### Work instructions
Your task is to copy the listing exactly, with the pictures left out.

### Material
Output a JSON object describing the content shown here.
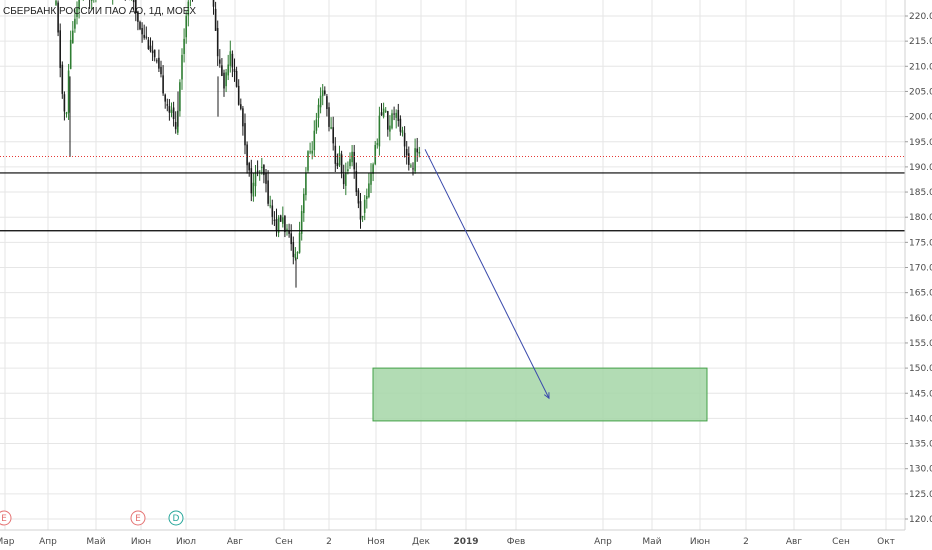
{
  "chart_data": {
    "type": "candlestick",
    "title": "СБЕРБАНК РОССИИ ПАО АО, 1Д, MOEX",
    "ylim": [
      117.5,
      222.5
    ],
    "y_ticks": [
      120,
      125,
      130,
      135,
      140,
      145,
      150,
      155,
      160,
      165,
      170,
      175,
      180,
      185,
      190,
      195,
      200,
      205,
      210,
      215,
      220
    ],
    "x_ticks": [
      "Мар",
      "Апр",
      "Май",
      "Июн",
      "Июл",
      "Авг",
      "Сен",
      "2",
      "Ноя",
      "Дек",
      "2019",
      "Фев",
      "Апр",
      "Май",
      "Июн",
      "2",
      "Авг",
      "Сен",
      "Окт"
    ],
    "last_price": "192.06",
    "levels": [
      {
        "label": "188.80",
        "value": 188.8
      },
      {
        "label": "177.30",
        "value": 177.3
      }
    ],
    "target_zone": {
      "from": 139.5,
      "to": 150.0
    },
    "projection": {
      "from_price": 193.5,
      "to_price": 144.0
    },
    "events": [
      {
        "label": "E",
        "color": "#e57373"
      },
      {
        "label": "E",
        "color": "#e57373"
      },
      {
        "label": "D",
        "color": "#26a69a"
      }
    ],
    "colors": {
      "up": "#2e7d32",
      "down": "#1b1b1b",
      "last_price": "#e53935",
      "level": "#000000",
      "zone_fill": "#a5d6a7",
      "zone_border": "#43a047",
      "arrow": "#3949ab",
      "grid": "#e6e6e6"
    }
  }
}
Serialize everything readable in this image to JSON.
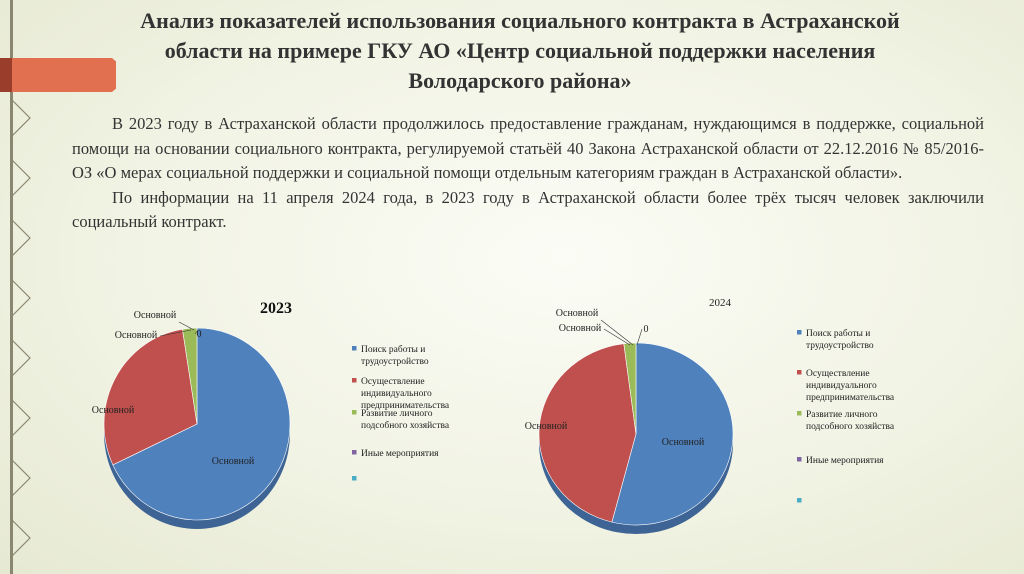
{
  "slide": {
    "title": "Анализ показателей использования социального контракта в Астраханской области на примере ГКУ АО «Центр социальной поддержки населения Володарского района»",
    "paragraphs": [
      "В 2023 году в Астраханской области продолжилось предоставление гражданам, нуждающимся в поддержке, социальной помощи на основании социального контракта, регулируемой статьёй 40 Закона Астраханской области от 22.12.2016 № 85/2016-ОЗ «О мерах социальной поддержки и социальной помощи отдельным категориям граждан в Астраханской области».",
      "По информации на 11 апреля 2024 года, в 2023 году в Астраханской области более трёх тысяч человек заключили социальный контракт."
    ],
    "colors": {
      "accent": "#e07050",
      "accent_dark": "#9a3d2a",
      "side_line": "#8a8670",
      "blue": "#4f81bd",
      "red": "#c0504d",
      "green": "#9bbb59",
      "purple": "#8064a2",
      "cyan": "#4bacc6"
    }
  },
  "chart_data": [
    {
      "type": "pie",
      "title": "2023",
      "categories": [
        "Поиск работы и трудоустройство",
        "Осуществление индивидуального предпринимательства",
        "Развитие личного подсобного хозяйства",
        "Иные мероприятия",
        ""
      ],
      "values": [
        68,
        29.5,
        2.5,
        0,
        0
      ],
      "data_labels": [
        "Основной",
        "Основной",
        "Основной",
        "Основной",
        "0"
      ],
      "legend_position": "right"
    },
    {
      "type": "pie",
      "title": "2024",
      "categories": [
        "Поиск работы и трудоустройство",
        "Осуществление индивидуального предпринимательства",
        "Развитие личного подсобного хозяйства",
        "Иные мероприятия",
        ""
      ],
      "values": [
        54,
        44,
        2,
        0,
        0
      ],
      "data_labels": [
        "Основной",
        "Основной",
        "Основной",
        "Основной",
        "0"
      ],
      "legend_position": "right"
    }
  ]
}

### The completed task
Output a JSON object describing the content shown here.
{
  "chart_data": {
    "type": "candlestick",
    "title": "СБЕРБАНК РОССИИ ПАО АО, 1Д, MOEX",
    "ylim": [
      117.5,
      222.5
    ],
    "y_ticks": [
      120,
      125,
      130,
      135,
      140,
      145,
      150,
      155,
      160,
      165,
      170,
      175,
      180,
      185,
      190,
      195,
      200,
      205,
      210,
      215,
      220
    ],
    "x_ticks": [
      "Мар",
      "Апр",
      "Май",
      "Июн",
      "Июл",
      "Авг",
      "Сен",
      "2",
      "Ноя",
      "Дек",
      "2019",
      "Фев",
      "Апр",
      "Май",
      "Июн",
      "2",
      "Авг",
      "Сен",
      "Окт"
    ],
    "last_price": "192.06",
    "levels": [
      {
        "label": "188.80",
        "value": 188.8
      },
      {
        "label": "177.30",
        "value": 177.3
      }
    ],
    "target_zone": {
      "from": 139.5,
      "to": 150.0
    },
    "projection": {
      "from_price": 193.5,
      "to_price": 144.0
    },
    "events": [
      {
        "label": "E",
        "color": "#e57373"
      },
      {
        "label": "E",
        "color": "#e57373"
      },
      {
        "label": "D",
        "color": "#26a69a"
      }
    ],
    "colors": {
      "up": "#2e7d32",
      "down": "#1b1b1b",
      "last_price": "#e53935",
      "level": "#000000",
      "zone_fill": "#a5d6a7",
      "zone_border": "#43a047",
      "arrow": "#3949ab",
      "grid": "#e6e6e6"
    }
  }
}
Serialize everything readable in this image to JSON.
{
  "slide": {
    "title": "Анализ показателей использования социального контракта в Астраханской области на примере ГКУ АО «Центр социальной поддержки населения Володарского района»",
    "paragraphs": [
      "В 2023 году в Астраханской области продолжилось предоставление гражданам, нуждающимся в поддержке, социальной помощи на основании социального контракта, регулируемой статьёй 40 Закона Астраханской области от 22.12.2016 № 85/2016-ОЗ «О мерах социальной поддержки и социальной помощи отдельным категориям граждан в Астраханской области».",
      "По информации на 11 апреля 2024 года, в 2023 году в Астраханской области более трёх тысяч человек заключили социальный контракт."
    ],
    "colors": {
      "accent": "#e07050",
      "accent_dark": "#9a3d2a",
      "side_line": "#8a8670",
      "blue": "#4f81bd",
      "red": "#c0504d",
      "green": "#9bbb59",
      "purple": "#8064a2",
      "cyan": "#4bacc6"
    }
  },
  "chart_data": [
    {
      "type": "pie",
      "title": "2023",
      "categories": [
        "Поиск работы и трудоустройство",
        "Осуществление индивидуального предпринимательства",
        "Развитие личного подсобного хозяйства",
        "Иные мероприятия",
        ""
      ],
      "values": [
        68,
        29.5,
        2.5,
        0,
        0
      ],
      "data_labels": [
        "Основной",
        "Основной",
        "Основной",
        "Основной",
        "0"
      ],
      "legend_position": "right"
    },
    {
      "type": "pie",
      "title": "2024",
      "categories": [
        "Поиск работы и трудоустройство",
        "Осуществление индивидуального предпринимательства",
        "Развитие личного подсобного хозяйства",
        "Иные мероприятия",
        ""
      ],
      "values": [
        54,
        44,
        2,
        0,
        0
      ],
      "data_labels": [
        "Основной",
        "Основной",
        "Основной",
        "Основной",
        "0"
      ],
      "legend_position": "right"
    }
  ]
}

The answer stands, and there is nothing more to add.